— Start of ITEMS —

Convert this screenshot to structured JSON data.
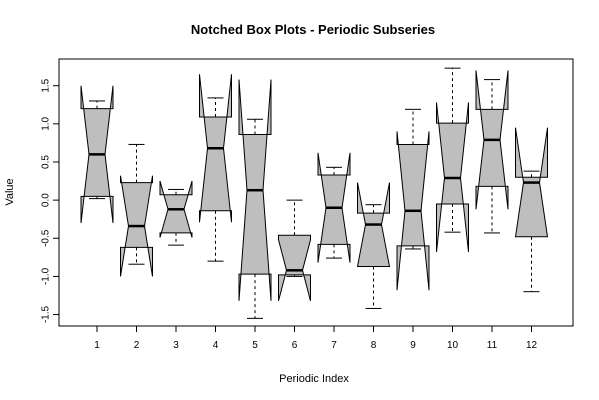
{
  "chart_data": {
    "type": "notched-boxplot",
    "title": "Notched Box Plots - Periodic Subseries",
    "xlabel": "Periodic Index",
    "ylabel": "Value",
    "ylim": [
      -1.65,
      1.85
    ],
    "yticks": [
      -1.5,
      -1.0,
      -0.5,
      0.0,
      0.5,
      1.0,
      1.5
    ],
    "ytick_labels": [
      "-1.5",
      "-1.0",
      "-0.5",
      "0.0",
      "0.5",
      "1.0",
      "1.5"
    ],
    "grid": false,
    "box_color": "#bebebe",
    "boxes": [
      {
        "label": "1",
        "min": 0.02,
        "q1": 0.05,
        "median": 0.6,
        "q3": 1.2,
        "max": 1.3,
        "notch_lo": -0.3,
        "notch_hi": 1.5
      },
      {
        "label": "2",
        "min": -0.84,
        "q1": -0.62,
        "median": -0.34,
        "q3": 0.23,
        "max": 0.73,
        "notch_lo": -1.0,
        "notch_hi": 0.32
      },
      {
        "label": "3",
        "min": -0.59,
        "q1": -0.43,
        "median": -0.12,
        "q3": 0.07,
        "max": 0.14,
        "notch_lo": -0.49,
        "notch_hi": 0.25
      },
      {
        "label": "4",
        "min": -0.8,
        "q1": -0.14,
        "median": 0.68,
        "q3": 1.09,
        "max": 1.34,
        "notch_lo": -0.29,
        "notch_hi": 1.65
      },
      {
        "label": "5",
        "min": -1.55,
        "q1": -0.97,
        "median": 0.13,
        "q3": 0.86,
        "max": 1.06,
        "notch_lo": -1.32,
        "notch_hi": 1.58
      },
      {
        "label": "6",
        "min": -1.0,
        "q1": -0.98,
        "median": -0.92,
        "q3": -0.46,
        "max": 0.0,
        "notch_lo": -1.32,
        "notch_hi": -0.52
      },
      {
        "label": "7",
        "min": -0.76,
        "q1": -0.58,
        "median": -0.1,
        "q3": 0.33,
        "max": 0.43,
        "notch_lo": -0.82,
        "notch_hi": 0.62
      },
      {
        "label": "8",
        "min": -1.42,
        "q1": -0.87,
        "median": -0.32,
        "q3": -0.17,
        "max": -0.06,
        "notch_lo": -0.87,
        "notch_hi": 0.23
      },
      {
        "label": "9",
        "min": -0.64,
        "q1": -0.6,
        "median": -0.14,
        "q3": 0.73,
        "max": 1.19,
        "notch_lo": -1.18,
        "notch_hi": 0.9
      },
      {
        "label": "10",
        "min": -0.42,
        "q1": -0.05,
        "median": 0.29,
        "q3": 1.01,
        "max": 1.73,
        "notch_lo": -0.68,
        "notch_hi": 1.28
      },
      {
        "label": "11",
        "min": -0.43,
        "q1": 0.18,
        "median": 0.79,
        "q3": 1.19,
        "max": 1.58,
        "notch_lo": -0.12,
        "notch_hi": 1.7
      },
      {
        "label": "12",
        "min": -1.2,
        "q1": -0.48,
        "median": 0.23,
        "q3": 0.3,
        "max": 0.38,
        "notch_lo": -0.48,
        "notch_hi": 0.95
      }
    ]
  }
}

— End of ITEMS —

WHAT THE TASK REQUIRES:
Return each line of the data, keeping its wording exact and omitting pictures.

FULL RESPONSE:
Convert this screenshot to structured JSON data.
{
  "chart_data": {
    "type": "notched-boxplot",
    "title": "Notched Box Plots - Periodic Subseries",
    "xlabel": "Periodic Index",
    "ylabel": "Value",
    "ylim": [
      -1.65,
      1.85
    ],
    "yticks": [
      -1.5,
      -1.0,
      -0.5,
      0.0,
      0.5,
      1.0,
      1.5
    ],
    "ytick_labels": [
      "-1.5",
      "-1.0",
      "-0.5",
      "0.0",
      "0.5",
      "1.0",
      "1.5"
    ],
    "grid": false,
    "box_color": "#bebebe",
    "boxes": [
      {
        "label": "1",
        "min": 0.02,
        "q1": 0.05,
        "median": 0.6,
        "q3": 1.2,
        "max": 1.3,
        "notch_lo": -0.3,
        "notch_hi": 1.5
      },
      {
        "label": "2",
        "min": -0.84,
        "q1": -0.62,
        "median": -0.34,
        "q3": 0.23,
        "max": 0.73,
        "notch_lo": -1.0,
        "notch_hi": 0.32
      },
      {
        "label": "3",
        "min": -0.59,
        "q1": -0.43,
        "median": -0.12,
        "q3": 0.07,
        "max": 0.14,
        "notch_lo": -0.49,
        "notch_hi": 0.25
      },
      {
        "label": "4",
        "min": -0.8,
        "q1": -0.14,
        "median": 0.68,
        "q3": 1.09,
        "max": 1.34,
        "notch_lo": -0.29,
        "notch_hi": 1.65
      },
      {
        "label": "5",
        "min": -1.55,
        "q1": -0.97,
        "median": 0.13,
        "q3": 0.86,
        "max": 1.06,
        "notch_lo": -1.32,
        "notch_hi": 1.58
      },
      {
        "label": "6",
        "min": -1.0,
        "q1": -0.98,
        "median": -0.92,
        "q3": -0.46,
        "max": 0.0,
        "notch_lo": -1.32,
        "notch_hi": -0.52
      },
      {
        "label": "7",
        "min": -0.76,
        "q1": -0.58,
        "median": -0.1,
        "q3": 0.33,
        "max": 0.43,
        "notch_lo": -0.82,
        "notch_hi": 0.62
      },
      {
        "label": "8",
        "min": -1.42,
        "q1": -0.87,
        "median": -0.32,
        "q3": -0.17,
        "max": -0.06,
        "notch_lo": -0.87,
        "notch_hi": 0.23
      },
      {
        "label": "9",
        "min": -0.64,
        "q1": -0.6,
        "median": -0.14,
        "q3": 0.73,
        "max": 1.19,
        "notch_lo": -1.18,
        "notch_hi": 0.9
      },
      {
        "label": "10",
        "min": -0.42,
        "q1": -0.05,
        "median": 0.29,
        "q3": 1.01,
        "max": 1.73,
        "notch_lo": -0.68,
        "notch_hi": 1.28
      },
      {
        "label": "11",
        "min": -0.43,
        "q1": 0.18,
        "median": 0.79,
        "q3": 1.19,
        "max": 1.58,
        "notch_lo": -0.12,
        "notch_hi": 1.7
      },
      {
        "label": "12",
        "min": -1.2,
        "q1": -0.48,
        "median": 0.23,
        "q3": 0.3,
        "max": 0.38,
        "notch_lo": -0.48,
        "notch_hi": 0.95
      }
    ]
  }
}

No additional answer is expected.